Required task -> Can you give all the records again without altering a single character?

Chart and figure data:
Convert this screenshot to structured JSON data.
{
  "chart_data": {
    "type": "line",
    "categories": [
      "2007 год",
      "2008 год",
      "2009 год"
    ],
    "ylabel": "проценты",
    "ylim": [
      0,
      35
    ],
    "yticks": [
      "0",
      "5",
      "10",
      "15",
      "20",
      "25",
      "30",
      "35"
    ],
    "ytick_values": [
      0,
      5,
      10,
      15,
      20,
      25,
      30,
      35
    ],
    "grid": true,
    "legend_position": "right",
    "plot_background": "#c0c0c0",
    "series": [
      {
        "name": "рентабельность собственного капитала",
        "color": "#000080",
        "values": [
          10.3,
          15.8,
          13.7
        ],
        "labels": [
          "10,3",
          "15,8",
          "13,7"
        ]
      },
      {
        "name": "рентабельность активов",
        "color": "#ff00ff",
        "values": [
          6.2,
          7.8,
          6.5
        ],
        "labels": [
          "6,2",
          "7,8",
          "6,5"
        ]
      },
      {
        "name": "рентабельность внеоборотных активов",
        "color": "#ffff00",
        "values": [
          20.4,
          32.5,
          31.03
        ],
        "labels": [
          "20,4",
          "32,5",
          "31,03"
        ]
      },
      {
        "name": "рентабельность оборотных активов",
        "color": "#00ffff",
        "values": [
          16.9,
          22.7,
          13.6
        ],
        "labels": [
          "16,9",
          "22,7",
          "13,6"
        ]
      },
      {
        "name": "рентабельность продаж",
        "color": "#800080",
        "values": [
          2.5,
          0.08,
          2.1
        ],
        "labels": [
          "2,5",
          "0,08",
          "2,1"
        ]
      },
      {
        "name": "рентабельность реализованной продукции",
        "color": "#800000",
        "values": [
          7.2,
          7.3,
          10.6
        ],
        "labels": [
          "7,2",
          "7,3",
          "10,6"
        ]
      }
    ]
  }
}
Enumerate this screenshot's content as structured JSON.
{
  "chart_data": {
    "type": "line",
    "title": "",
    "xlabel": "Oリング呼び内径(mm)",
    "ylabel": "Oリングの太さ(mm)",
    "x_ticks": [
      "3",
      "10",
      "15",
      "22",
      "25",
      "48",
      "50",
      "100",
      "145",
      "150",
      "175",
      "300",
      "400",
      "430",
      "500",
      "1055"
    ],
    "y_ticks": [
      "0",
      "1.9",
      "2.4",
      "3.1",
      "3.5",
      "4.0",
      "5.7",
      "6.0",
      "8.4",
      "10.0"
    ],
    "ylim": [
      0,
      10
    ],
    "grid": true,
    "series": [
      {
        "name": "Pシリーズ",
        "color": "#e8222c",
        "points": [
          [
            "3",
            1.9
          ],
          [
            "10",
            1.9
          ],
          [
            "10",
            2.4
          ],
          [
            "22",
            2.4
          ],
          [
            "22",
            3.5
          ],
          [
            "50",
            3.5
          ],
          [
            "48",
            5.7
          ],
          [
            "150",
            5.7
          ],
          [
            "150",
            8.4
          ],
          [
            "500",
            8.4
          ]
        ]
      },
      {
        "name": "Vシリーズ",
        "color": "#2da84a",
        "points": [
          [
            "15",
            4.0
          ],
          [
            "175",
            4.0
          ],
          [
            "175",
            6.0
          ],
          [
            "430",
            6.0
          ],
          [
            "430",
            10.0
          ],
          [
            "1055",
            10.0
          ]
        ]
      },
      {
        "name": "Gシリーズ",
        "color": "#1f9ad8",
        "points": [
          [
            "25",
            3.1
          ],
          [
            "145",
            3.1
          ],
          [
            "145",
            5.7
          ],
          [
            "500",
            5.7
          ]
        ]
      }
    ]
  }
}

Output of the task ->
Convert this screenshot to structured JSON data.
{
  "chart_data": {
    "type": "line",
    "categories": [
      "2007 год",
      "2008 год",
      "2009 год"
    ],
    "ylabel": "проценты",
    "ylim": [
      0,
      35
    ],
    "yticks": [
      "0",
      "5",
      "10",
      "15",
      "20",
      "25",
      "30",
      "35"
    ],
    "ytick_values": [
      0,
      5,
      10,
      15,
      20,
      25,
      30,
      35
    ],
    "grid": true,
    "legend_position": "right",
    "plot_background": "#c0c0c0",
    "series": [
      {
        "name": "рентабельность собственного капитала",
        "color": "#000080",
        "values": [
          10.3,
          15.8,
          13.7
        ],
        "labels": [
          "10,3",
          "15,8",
          "13,7"
        ]
      },
      {
        "name": "рентабельность активов",
        "color": "#ff00ff",
        "values": [
          6.2,
          7.8,
          6.5
        ],
        "labels": [
          "6,2",
          "7,8",
          "6,5"
        ]
      },
      {
        "name": "рентабельность внеоборотных активов",
        "color": "#ffff00",
        "values": [
          20.4,
          32.5,
          31.03
        ],
        "labels": [
          "20,4",
          "32,5",
          "31,03"
        ]
      },
      {
        "name": "рентабельность оборотных активов",
        "color": "#00ffff",
        "values": [
          16.9,
          22.7,
          13.6
        ],
        "labels": [
          "16,9",
          "22,7",
          "13,6"
        ]
      },
      {
        "name": "рентабельность продаж",
        "color": "#800080",
        "values": [
          2.5,
          0.08,
          2.1
        ],
        "labels": [
          "2,5",
          "0,08",
          "2,1"
        ]
      },
      {
        "name": "рентабельность реализованной продукции",
        "color": "#800000",
        "values": [
          7.2,
          7.3,
          10.6
        ],
        "labels": [
          "7,2",
          "7,3",
          "10,6"
        ]
      }
    ]
  }
}
Enumerate this screenshot's content as structured JSON.
{
  "chart_data": {
    "type": "line",
    "title": "",
    "xlabel": "Oリング呼び内径(mm)",
    "ylabel": "Oリングの太さ(mm)",
    "x_ticks": [
      "3",
      "10",
      "15",
      "22",
      "25",
      "48",
      "50",
      "100",
      "145",
      "150",
      "175",
      "300",
      "400",
      "430",
      "500",
      "1055"
    ],
    "y_ticks": [
      "0",
      "1.9",
      "2.4",
      "3.1",
      "3.5",
      "4.0",
      "5.7",
      "6.0",
      "8.4",
      "10.0"
    ],
    "ylim": [
      0,
      10
    ],
    "grid": true,
    "series": [
      {
        "name": "Pシリーズ",
        "color": "#e8222c",
        "points": [
          [
            "3",
            1.9
          ],
          [
            "10",
            1.9
          ],
          [
            "10",
            2.4
          ],
          [
            "22",
            2.4
          ],
          [
            "22",
            3.5
          ],
          [
            "50",
            3.5
          ],
          [
            "48",
            5.7
          ],
          [
            "150",
            5.7
          ],
          [
            "150",
            8.4
          ],
          [
            "500",
            8.4
          ]
        ]
      },
      {
        "name": "Vシリーズ",
        "color": "#2da84a",
        "points": [
          [
            "15",
            4.0
          ],
          [
            "175",
            4.0
          ],
          [
            "175",
            6.0
          ],
          [
            "430",
            6.0
          ],
          [
            "430",
            10.0
          ],
          [
            "1055",
            10.0
          ]
        ]
      },
      {
        "name": "Gシリーズ",
        "color": "#1f9ad8",
        "points": [
          [
            "25",
            3.1
          ],
          [
            "145",
            3.1
          ],
          [
            "145",
            5.7
          ],
          [
            "500",
            5.7
          ]
        ]
      }
    ]
  }
}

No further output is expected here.